_TASK STATEMENT_
Look through the data below. Collect every line where the word "ADHD" occurs.

_GIVEN DATA_
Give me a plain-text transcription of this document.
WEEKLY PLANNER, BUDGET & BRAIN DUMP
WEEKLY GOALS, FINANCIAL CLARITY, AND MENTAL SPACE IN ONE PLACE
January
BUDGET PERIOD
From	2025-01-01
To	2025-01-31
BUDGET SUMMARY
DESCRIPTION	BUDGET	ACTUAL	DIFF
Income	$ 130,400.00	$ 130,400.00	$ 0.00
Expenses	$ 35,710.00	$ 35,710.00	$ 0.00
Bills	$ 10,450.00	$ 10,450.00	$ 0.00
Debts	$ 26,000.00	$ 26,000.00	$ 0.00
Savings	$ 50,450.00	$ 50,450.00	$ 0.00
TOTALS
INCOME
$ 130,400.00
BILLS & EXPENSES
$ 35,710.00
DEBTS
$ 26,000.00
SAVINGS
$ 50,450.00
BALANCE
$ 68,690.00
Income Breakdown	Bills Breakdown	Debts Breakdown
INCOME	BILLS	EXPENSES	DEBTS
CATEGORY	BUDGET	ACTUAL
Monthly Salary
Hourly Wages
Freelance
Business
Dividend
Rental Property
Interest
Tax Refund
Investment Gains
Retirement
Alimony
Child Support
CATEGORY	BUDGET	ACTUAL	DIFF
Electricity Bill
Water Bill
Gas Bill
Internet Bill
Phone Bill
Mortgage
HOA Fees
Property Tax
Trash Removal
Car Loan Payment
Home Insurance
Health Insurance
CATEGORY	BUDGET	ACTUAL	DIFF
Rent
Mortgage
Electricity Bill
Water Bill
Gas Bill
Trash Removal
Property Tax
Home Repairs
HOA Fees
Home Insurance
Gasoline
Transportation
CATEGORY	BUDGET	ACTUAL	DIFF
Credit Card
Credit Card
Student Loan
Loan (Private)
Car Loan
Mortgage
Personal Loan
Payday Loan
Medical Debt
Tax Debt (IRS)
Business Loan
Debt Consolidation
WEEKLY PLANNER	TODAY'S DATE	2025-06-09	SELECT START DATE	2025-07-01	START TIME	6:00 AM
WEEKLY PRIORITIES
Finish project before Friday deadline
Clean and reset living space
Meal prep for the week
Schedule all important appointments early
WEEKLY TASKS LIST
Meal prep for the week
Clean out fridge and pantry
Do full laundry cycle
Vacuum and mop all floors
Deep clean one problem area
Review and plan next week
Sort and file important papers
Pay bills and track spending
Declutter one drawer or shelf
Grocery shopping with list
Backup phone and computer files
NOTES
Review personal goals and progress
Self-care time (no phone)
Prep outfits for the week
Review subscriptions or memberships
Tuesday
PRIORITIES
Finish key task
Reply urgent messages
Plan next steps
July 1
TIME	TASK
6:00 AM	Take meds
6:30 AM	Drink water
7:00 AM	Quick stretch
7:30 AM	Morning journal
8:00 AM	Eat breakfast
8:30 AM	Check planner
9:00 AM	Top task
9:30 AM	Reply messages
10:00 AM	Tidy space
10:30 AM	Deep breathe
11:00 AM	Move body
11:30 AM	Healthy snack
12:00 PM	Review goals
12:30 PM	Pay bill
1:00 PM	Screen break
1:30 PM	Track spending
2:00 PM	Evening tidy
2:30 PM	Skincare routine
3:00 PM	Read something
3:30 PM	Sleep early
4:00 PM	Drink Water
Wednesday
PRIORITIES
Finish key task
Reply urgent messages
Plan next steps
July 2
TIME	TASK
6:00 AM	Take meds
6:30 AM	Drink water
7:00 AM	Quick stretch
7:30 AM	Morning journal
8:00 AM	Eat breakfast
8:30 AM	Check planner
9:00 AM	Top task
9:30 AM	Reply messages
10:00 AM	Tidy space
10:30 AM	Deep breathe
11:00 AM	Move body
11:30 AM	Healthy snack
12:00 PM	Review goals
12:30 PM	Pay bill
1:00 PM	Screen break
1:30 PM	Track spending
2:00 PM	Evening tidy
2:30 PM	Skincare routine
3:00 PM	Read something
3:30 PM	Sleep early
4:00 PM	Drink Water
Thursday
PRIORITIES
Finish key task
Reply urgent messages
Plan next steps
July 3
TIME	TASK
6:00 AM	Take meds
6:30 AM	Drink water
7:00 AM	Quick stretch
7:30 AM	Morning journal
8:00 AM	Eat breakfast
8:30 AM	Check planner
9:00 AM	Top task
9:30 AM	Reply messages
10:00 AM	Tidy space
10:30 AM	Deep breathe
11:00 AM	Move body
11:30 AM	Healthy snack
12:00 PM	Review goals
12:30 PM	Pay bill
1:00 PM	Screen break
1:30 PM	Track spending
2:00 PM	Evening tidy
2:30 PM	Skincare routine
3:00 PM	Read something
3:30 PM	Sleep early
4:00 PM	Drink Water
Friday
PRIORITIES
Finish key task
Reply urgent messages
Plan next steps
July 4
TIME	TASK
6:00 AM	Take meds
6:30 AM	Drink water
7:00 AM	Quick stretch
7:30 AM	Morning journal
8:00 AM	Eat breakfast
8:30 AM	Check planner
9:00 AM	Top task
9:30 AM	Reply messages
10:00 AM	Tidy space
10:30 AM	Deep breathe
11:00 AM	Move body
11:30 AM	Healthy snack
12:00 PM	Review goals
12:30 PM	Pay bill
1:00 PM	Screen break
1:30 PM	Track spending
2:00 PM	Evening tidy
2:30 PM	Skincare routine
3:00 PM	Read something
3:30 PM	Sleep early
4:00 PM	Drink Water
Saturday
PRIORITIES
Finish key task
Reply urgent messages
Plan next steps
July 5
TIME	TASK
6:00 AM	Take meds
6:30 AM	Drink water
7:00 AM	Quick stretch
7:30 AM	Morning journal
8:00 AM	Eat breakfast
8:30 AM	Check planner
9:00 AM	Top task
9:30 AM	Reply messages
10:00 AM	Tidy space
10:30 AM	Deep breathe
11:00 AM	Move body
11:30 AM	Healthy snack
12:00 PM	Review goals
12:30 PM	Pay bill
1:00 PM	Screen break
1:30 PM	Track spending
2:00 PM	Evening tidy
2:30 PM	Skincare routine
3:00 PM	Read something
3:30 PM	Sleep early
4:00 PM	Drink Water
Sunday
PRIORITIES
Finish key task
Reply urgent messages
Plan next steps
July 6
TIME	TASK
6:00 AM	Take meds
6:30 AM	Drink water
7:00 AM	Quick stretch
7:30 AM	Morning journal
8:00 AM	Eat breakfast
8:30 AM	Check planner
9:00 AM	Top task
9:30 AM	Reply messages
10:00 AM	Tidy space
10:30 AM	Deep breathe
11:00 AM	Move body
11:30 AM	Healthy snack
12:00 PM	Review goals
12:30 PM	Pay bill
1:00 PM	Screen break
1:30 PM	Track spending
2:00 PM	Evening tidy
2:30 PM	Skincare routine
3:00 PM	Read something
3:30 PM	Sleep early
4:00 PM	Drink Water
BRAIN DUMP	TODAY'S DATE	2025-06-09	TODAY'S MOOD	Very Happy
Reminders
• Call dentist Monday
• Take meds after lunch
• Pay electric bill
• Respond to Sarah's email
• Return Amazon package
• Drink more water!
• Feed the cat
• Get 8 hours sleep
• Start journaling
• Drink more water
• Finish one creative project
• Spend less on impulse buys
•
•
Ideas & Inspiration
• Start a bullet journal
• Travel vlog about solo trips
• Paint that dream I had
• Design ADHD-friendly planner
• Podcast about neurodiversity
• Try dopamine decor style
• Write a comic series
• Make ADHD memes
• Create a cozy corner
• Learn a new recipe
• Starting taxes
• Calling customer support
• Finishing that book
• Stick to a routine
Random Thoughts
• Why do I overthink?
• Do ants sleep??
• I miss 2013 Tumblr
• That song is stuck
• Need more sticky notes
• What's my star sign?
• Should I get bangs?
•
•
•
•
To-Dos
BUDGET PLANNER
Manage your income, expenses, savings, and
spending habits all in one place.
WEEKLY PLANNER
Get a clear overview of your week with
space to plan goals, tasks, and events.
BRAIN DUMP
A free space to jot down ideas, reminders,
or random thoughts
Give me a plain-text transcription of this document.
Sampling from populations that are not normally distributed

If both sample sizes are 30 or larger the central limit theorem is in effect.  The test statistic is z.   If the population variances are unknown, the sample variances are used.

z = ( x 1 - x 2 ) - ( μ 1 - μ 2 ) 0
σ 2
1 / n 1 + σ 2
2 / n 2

_SOLUTION FOR THIS EXERCISE_
• Design ADHD-friendly planner
• Make ADHD memes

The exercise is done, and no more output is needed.